→ **WRITTEN PROBLEM**
Reproduce all the entries precisely.

-- MATERIAL PROVIDED start --

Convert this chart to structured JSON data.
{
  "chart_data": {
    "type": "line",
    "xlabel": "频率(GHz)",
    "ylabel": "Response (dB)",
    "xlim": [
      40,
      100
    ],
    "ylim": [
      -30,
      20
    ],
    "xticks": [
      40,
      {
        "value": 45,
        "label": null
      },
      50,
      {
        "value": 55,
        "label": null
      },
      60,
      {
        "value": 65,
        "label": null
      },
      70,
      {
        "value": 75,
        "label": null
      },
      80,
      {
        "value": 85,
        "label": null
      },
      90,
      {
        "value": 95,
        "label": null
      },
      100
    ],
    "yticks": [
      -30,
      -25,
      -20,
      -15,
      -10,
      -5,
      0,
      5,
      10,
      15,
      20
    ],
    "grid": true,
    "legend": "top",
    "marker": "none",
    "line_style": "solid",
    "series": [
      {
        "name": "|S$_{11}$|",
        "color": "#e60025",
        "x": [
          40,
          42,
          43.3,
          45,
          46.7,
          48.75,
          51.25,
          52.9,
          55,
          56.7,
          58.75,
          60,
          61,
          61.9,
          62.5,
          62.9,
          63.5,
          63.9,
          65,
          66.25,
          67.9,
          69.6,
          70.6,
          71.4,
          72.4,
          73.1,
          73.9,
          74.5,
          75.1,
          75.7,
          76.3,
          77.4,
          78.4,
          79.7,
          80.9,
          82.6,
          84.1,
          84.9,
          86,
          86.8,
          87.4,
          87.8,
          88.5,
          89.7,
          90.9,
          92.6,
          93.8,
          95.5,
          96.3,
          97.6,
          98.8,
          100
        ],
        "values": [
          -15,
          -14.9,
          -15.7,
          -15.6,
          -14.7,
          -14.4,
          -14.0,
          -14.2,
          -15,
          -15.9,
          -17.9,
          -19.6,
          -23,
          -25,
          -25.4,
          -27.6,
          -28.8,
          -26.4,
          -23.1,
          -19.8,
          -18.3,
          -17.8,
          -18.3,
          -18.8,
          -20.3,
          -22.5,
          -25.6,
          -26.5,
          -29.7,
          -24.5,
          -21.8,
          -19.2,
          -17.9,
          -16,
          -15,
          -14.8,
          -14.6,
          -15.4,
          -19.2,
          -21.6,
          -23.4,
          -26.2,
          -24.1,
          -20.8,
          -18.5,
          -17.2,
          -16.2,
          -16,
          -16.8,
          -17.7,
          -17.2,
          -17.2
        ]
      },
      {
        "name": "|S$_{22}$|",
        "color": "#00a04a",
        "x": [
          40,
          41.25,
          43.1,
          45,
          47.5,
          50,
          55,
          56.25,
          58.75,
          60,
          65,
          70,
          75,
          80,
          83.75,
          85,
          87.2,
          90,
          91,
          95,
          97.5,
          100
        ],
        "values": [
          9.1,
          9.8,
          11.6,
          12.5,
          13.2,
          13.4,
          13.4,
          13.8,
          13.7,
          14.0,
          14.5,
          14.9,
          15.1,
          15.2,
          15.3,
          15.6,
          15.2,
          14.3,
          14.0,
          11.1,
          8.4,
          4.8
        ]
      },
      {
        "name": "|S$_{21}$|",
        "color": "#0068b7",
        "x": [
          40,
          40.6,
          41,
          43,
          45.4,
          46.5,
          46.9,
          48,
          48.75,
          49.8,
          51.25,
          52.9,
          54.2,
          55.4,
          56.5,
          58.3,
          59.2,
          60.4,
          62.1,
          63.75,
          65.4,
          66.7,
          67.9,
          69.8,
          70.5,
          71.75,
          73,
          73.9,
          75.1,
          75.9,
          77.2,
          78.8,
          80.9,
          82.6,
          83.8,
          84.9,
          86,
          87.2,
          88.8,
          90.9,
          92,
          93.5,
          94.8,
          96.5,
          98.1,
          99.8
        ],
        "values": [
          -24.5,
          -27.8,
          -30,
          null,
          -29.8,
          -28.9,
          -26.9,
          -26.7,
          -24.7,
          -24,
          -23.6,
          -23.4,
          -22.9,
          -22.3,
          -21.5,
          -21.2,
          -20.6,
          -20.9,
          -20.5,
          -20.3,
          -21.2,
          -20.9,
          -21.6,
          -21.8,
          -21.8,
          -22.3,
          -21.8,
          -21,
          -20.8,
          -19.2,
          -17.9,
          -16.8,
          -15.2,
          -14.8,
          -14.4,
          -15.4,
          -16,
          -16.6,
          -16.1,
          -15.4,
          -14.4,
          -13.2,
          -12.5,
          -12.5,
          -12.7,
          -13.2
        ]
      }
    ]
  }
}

-- MATERIAL PROVIDED end --

→ **PROBLEM SOLUTION**
Convert this chart to structured JSON data.
{
  "chart_data": {
    "type": "line",
    "xlabel": "频率(GHz)",
    "ylabel": "Response (dB)",
    "xlim": [
      40,
      100
    ],
    "ylim": [
      -30,
      20
    ],
    "xticks": [
      40,
      {
        "value": 45,
        "label": null
      },
      50,
      {
        "value": 55,
        "label": null
      },
      60,
      {
        "value": 65,
        "label": null
      },
      70,
      {
        "value": 75,
        "label": null
      },
      80,
      {
        "value": 85,
        "label": null
      },
      90,
      {
        "value": 95,
        "label": null
      },
      100
    ],
    "yticks": [
      -30,
      -25,
      -20,
      -15,
      -10,
      -5,
      0,
      5,
      10,
      15,
      20
    ],
    "grid": true,
    "legend": "top",
    "marker": "none",
    "line_style": "solid",
    "series": [
      {
        "name": "|S$_{11}$|",
        "color": "#e60025",
        "x": [
          40,
          42,
          43.3,
          45,
          46.7,
          48.75,
          51.25,
          52.9,
          55,
          56.7,
          58.75,
          60,
          61,
          61.9,
          62.5,
          62.9,
          63.5,
          63.9,
          65,
          66.25,
          67.9,
          69.6,
          70.6,
          71.4,
          72.4,
          73.1,
          73.9,
          74.5,
          75.1,
          75.7,
          76.3,
          77.4,
          78.4,
          79.7,
          80.9,
          82.6,
          84.1,
          84.9,
          86,
          86.8,
          87.4,
          87.8,
          88.5,
          89.7,
          90.9,
          92.6,
          93.8,
          95.5,
          96.3,
          97.6,
          98.8,
          100
        ],
        "values": [
          -15,
          -14.9,
          -15.7,
          -15.6,
          -14.7,
          -14.4,
          -14.0,
          -14.2,
          -15,
          -15.9,
          -17.9,
          -19.6,
          -23,
          -25,
          -25.4,
          -27.6,
          -28.8,
          -26.4,
          -23.1,
          -19.8,
          -18.3,
          -17.8,
          -18.3,
          -18.8,
          -20.3,
          -22.5,
          -25.6,
          -26.5,
          -29.7,
          -24.5,
          -21.8,
          -19.2,
          -17.9,
          -16,
          -15,
          -14.8,
          -14.6,
          -15.4,
          -19.2,
          -21.6,
          -23.4,
          -26.2,
          -24.1,
          -20.8,
          -18.5,
          -17.2,
          -16.2,
          -16,
          -16.8,
          -17.7,
          -17.2,
          -17.2
        ]
      },
      {
        "name": "|S$_{22}$|",
        "color": "#00a04a",
        "x": [
          40,
          41.25,
          43.1,
          45,
          47.5,
          50,
          55,
          56.25,
          58.75,
          60,
          65,
          70,
          75,
          80,
          83.75,
          85,
          87.2,
          90,
          91,
          95,
          97.5,
          100
        ],
        "values": [
          9.1,
          9.8,
          11.6,
          12.5,
          13.2,
          13.4,
          13.4,
          13.8,
          13.7,
          14.0,
          14.5,
          14.9,
          15.1,
          15.2,
          15.3,
          15.6,
          15.2,
          14.3,
          14.0,
          11.1,
          8.4,
          4.8
        ]
      },
      {
        "name": "|S$_{21}$|",
        "color": "#0068b7",
        "x": [
          40,
          40.6,
          41,
          43,
          45.4,
          46.5,
          46.9,
          48,
          48.75,
          49.8,
          51.25,
          52.9,
          54.2,
          55.4,
          56.5,
          58.3,
          59.2,
          60.4,
          62.1,
          63.75,
          65.4,
          66.7,
          67.9,
          69.8,
          70.5,
          71.75,
          73,
          73.9,
          75.1,
          75.9,
          77.2,
          78.8,
          80.9,
          82.6,
          83.8,
          84.9,
          86,
          87.2,
          88.8,
          90.9,
          92,
          93.5,
          94.8,
          96.5,
          98.1,
          99.8
        ],
        "values": [
          -24.5,
          -27.8,
          -30,
          null,
          -29.8,
          -28.9,
          -26.9,
          -26.7,
          -24.7,
          -24,
          -23.6,
          -23.4,
          -22.9,
          -22.3,
          -21.5,
          -21.2,
          -20.6,
          -20.9,
          -20.5,
          -20.3,
          -21.2,
          -20.9,
          -21.6,
          -21.8,
          -21.8,
          -22.3,
          -21.8,
          -21,
          -20.8,
          -19.2,
          -17.9,
          -16.8,
          -15.2,
          -14.8,
          -14.4,
          -15.4,
          -16,
          -16.6,
          -16.1,
          -15.4,
          -14.4,
          -13.2,
          -12.5,
          -12.5,
          -12.7,
          -13.2
        ]
      }
    ]
  }
}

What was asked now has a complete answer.